BEGIN Entries shown
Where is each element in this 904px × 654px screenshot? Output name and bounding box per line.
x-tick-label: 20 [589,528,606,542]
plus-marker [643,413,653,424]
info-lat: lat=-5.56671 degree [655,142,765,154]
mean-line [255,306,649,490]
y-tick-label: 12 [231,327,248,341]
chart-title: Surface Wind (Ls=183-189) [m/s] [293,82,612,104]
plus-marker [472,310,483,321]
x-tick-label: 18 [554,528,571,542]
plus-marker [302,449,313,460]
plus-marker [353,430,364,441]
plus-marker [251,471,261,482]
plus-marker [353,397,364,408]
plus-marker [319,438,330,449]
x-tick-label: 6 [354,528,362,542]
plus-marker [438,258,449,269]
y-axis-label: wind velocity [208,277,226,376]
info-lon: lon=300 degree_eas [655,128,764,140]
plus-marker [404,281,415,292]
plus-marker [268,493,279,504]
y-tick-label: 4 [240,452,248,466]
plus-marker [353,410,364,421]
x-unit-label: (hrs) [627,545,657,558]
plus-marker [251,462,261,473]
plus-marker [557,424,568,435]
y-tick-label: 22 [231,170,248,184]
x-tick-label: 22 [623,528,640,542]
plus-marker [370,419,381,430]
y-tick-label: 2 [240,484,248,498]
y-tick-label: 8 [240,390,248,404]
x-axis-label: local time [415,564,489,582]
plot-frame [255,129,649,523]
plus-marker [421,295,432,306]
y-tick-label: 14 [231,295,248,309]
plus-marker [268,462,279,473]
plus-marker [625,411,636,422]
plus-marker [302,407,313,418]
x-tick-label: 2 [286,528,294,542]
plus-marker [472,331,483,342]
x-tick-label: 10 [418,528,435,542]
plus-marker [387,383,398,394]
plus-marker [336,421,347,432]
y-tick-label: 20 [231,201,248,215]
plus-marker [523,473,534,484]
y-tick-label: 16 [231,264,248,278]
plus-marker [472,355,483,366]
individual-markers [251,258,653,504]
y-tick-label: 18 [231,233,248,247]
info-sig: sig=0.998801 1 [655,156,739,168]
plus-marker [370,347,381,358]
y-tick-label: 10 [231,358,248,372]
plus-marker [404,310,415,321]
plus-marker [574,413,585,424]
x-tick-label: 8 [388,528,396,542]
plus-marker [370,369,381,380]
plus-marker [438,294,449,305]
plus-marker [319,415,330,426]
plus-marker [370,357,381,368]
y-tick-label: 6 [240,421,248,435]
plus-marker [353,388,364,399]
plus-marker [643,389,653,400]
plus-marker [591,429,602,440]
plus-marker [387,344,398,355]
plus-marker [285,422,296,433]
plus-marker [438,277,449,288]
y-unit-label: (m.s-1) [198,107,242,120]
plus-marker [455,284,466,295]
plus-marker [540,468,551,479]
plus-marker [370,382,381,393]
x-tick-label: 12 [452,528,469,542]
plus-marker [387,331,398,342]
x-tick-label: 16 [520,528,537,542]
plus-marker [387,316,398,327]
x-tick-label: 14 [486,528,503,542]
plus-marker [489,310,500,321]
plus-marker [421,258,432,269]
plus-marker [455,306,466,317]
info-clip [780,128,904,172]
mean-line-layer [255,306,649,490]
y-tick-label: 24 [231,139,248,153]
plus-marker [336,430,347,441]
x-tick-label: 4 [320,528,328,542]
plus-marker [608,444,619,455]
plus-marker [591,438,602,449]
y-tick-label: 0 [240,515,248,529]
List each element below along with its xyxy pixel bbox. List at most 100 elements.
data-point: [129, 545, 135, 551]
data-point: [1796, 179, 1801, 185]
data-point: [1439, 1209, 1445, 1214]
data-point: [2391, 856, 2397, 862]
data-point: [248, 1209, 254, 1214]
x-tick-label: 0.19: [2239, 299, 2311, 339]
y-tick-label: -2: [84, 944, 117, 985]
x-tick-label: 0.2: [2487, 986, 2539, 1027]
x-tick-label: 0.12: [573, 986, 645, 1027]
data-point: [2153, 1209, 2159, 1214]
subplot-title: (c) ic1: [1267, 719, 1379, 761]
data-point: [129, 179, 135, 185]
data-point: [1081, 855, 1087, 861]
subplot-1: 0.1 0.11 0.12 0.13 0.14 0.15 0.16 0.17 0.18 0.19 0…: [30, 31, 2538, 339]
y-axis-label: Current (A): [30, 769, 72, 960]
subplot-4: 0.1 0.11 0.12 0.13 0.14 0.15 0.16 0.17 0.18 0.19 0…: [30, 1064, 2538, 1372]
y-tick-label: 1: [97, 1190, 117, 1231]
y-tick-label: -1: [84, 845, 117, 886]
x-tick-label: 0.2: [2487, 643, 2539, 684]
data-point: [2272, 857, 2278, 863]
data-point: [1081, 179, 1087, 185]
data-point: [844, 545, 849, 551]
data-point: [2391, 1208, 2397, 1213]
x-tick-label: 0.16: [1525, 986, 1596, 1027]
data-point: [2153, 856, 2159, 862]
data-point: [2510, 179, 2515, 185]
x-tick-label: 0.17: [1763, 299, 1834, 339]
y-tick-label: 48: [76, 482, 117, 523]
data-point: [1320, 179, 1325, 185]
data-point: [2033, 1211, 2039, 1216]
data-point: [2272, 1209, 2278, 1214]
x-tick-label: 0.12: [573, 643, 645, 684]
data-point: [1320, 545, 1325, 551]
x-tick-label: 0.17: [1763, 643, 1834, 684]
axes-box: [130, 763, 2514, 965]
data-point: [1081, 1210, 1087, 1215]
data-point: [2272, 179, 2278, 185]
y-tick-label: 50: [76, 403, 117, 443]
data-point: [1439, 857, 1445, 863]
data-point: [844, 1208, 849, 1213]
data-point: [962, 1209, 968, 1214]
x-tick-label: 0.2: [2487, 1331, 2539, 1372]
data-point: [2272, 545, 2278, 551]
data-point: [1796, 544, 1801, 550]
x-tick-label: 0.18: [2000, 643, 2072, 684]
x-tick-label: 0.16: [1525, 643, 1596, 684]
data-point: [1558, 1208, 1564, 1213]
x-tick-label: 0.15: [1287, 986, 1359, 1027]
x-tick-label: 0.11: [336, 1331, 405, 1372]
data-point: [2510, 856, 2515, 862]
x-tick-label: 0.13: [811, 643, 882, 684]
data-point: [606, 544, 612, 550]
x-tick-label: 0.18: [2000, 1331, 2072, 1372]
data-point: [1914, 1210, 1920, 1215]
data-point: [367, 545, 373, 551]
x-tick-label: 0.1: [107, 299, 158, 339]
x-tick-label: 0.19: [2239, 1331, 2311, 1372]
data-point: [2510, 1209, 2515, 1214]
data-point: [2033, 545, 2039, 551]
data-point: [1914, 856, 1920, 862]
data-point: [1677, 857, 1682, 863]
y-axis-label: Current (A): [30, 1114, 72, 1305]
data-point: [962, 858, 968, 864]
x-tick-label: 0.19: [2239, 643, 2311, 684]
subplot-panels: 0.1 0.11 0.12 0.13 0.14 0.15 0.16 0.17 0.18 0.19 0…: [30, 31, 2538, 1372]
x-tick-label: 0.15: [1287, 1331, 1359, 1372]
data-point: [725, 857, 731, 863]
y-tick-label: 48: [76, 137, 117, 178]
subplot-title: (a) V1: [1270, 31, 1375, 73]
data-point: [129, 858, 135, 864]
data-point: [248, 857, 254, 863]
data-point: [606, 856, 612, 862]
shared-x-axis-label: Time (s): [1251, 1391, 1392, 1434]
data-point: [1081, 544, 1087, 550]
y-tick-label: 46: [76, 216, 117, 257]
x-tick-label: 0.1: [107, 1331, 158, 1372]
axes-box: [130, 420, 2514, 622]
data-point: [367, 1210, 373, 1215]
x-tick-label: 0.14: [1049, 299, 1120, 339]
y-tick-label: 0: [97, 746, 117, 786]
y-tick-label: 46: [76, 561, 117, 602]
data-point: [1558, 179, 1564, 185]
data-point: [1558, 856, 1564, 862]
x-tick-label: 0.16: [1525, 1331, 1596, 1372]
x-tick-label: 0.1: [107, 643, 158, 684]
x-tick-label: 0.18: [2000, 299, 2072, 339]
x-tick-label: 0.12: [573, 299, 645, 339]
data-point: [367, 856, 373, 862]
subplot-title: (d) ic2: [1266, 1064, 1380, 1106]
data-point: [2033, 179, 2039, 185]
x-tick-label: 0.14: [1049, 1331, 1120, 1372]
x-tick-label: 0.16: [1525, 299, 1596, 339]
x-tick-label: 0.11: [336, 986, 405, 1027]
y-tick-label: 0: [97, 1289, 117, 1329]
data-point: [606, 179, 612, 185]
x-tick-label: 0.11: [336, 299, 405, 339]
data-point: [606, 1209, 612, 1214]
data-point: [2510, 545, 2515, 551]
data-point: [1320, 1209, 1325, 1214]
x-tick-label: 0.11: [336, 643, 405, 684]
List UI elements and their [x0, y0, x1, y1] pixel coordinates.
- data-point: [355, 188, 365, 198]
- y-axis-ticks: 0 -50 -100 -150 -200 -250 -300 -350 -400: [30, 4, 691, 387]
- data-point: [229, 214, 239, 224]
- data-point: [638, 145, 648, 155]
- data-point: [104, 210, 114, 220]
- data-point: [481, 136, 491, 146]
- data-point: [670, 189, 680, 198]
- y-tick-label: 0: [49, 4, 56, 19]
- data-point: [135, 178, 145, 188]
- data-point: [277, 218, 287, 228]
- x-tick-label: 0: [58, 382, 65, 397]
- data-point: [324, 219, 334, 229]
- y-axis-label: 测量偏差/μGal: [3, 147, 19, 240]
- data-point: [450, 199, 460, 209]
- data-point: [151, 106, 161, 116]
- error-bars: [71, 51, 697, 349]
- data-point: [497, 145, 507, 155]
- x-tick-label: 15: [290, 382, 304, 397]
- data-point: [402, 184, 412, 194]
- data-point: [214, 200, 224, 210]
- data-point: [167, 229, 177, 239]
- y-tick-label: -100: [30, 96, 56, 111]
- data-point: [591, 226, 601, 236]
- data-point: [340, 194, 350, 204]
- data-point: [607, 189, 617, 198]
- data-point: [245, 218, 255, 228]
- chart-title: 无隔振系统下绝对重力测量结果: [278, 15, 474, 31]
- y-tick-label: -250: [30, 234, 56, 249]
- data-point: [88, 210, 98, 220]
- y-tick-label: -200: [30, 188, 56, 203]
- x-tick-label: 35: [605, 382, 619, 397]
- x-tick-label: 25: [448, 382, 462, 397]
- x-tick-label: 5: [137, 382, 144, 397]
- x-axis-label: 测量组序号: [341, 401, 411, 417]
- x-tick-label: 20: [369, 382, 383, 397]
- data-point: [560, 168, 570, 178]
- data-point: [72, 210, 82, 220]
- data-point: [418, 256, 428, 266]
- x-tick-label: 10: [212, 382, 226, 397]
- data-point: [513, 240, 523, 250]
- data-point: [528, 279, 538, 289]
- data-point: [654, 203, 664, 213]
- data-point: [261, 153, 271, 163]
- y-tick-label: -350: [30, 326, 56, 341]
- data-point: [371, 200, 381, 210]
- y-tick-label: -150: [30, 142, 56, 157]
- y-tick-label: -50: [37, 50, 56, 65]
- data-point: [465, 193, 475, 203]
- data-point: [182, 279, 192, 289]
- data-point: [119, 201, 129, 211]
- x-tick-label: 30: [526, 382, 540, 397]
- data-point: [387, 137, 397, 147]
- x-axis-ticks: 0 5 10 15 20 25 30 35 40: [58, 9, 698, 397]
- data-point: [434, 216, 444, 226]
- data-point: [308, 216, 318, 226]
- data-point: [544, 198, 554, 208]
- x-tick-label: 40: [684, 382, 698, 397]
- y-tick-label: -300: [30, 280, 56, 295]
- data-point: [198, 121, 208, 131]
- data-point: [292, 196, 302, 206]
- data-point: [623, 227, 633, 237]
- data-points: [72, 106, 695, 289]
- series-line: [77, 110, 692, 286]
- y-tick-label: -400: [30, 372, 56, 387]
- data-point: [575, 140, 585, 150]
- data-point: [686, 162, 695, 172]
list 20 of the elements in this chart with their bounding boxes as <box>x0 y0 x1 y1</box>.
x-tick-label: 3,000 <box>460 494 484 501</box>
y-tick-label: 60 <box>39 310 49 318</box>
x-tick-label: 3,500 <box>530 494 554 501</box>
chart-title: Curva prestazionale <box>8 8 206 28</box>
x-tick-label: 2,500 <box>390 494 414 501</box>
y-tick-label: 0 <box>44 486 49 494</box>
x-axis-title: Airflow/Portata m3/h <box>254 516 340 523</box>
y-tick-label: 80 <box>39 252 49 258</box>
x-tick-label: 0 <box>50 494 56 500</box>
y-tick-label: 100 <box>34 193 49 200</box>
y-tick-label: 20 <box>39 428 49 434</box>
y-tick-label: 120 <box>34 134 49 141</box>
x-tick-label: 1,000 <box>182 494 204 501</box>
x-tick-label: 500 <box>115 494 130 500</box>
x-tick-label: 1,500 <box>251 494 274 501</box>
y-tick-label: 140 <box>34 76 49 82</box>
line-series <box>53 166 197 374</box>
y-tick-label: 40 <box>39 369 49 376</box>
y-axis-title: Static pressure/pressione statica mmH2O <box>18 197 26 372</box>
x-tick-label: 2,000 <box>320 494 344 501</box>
END Entries shown
§ **Work required**: Starting at the first of the items above and ending at the line that contains "x-tick-label: 12 [452,528,469,542]", give those lines again with every "plus-marker" swapped for "cross-marker" and nothing else changed.

§ **Finished exercise**:
Where is each element in this 904px × 654px screenshot? Output name and bounding box per line.
x-tick-label: 20 [589,528,606,542]
cross-marker [643,413,653,424]
info-lat: lat=-5.56671 degree [655,142,765,154]
mean-line [255,306,649,490]
y-tick-label: 12 [231,327,248,341]
chart-title: Surface Wind (Ls=183-189) [m/s] [293,82,612,104]
cross-marker [472,310,483,321]
x-tick-label: 18 [554,528,571,542]
cross-marker [302,449,313,460]
cross-marker [353,430,364,441]
cross-marker [251,471,261,482]
cross-marker [353,397,364,408]
cross-marker [319,438,330,449]
x-tick-label: 6 [354,528,362,542]
cross-marker [438,258,449,269]
y-axis-label: wind velocity [208,277,226,376]
info-lon: lon=300 degree_eas [655,128,764,140]
cross-marker [404,281,415,292]
cross-marker [268,493,279,504]
y-tick-label: 4 [240,452,248,466]
cross-marker [353,410,364,421]
x-unit-label: (hrs) [627,545,657,558]
cross-marker [251,462,261,473]
cross-marker [557,424,568,435]
y-tick-label: 22 [231,170,248,184]
x-tick-label: 22 [623,528,640,542]
cross-marker [370,419,381,430]
y-tick-label: 2 [240,484,248,498]
y-tick-label: 8 [240,390,248,404]
x-axis-label: local time [415,564,489,582]
plot-frame [255,129,649,523]
cross-marker [421,295,432,306]
y-tick-label: 14 [231,295,248,309]
cross-marker [268,462,279,473]
cross-marker [625,411,636,422]
cross-marker [302,407,313,418]
x-tick-label: 2 [286,528,294,542]
cross-marker [472,331,483,342]
x-tick-label: 10 [418,528,435,542]
cross-marker [387,383,398,394]
cross-marker [336,421,347,432]
y-tick-label: 20 [231,201,248,215]
cross-marker [523,473,534,484]
y-tick-label: 16 [231,264,248,278]
cross-marker [472,355,483,366]
individual-markers [251,258,653,504]
y-tick-label: 18 [231,233,248,247]
info-sig: sig=0.998801 1 [655,156,739,168]
cross-marker [370,347,381,358]
y-tick-label: 10 [231,358,248,372]
cross-marker [404,310,415,321]
cross-marker [574,413,585,424]
x-tick-label: 8 [388,528,396,542]
cross-marker [370,369,381,380]
cross-marker [438,294,449,305]
cross-marker [319,415,330,426]
cross-marker [370,357,381,368]
y-tick-label: 6 [240,421,248,435]
cross-marker [353,388,364,399]
cross-marker [643,389,653,400]
cross-marker [591,429,602,440]
cross-marker [387,344,398,355]
cross-marker [285,422,296,433]
cross-marker [438,277,449,288]
y-unit-label: (m.s-1) [198,107,242,120]
cross-marker [455,284,466,295]
cross-marker [540,468,551,479]
cross-marker [370,382,381,393]
x-tick-label: 12 [452,528,469,542]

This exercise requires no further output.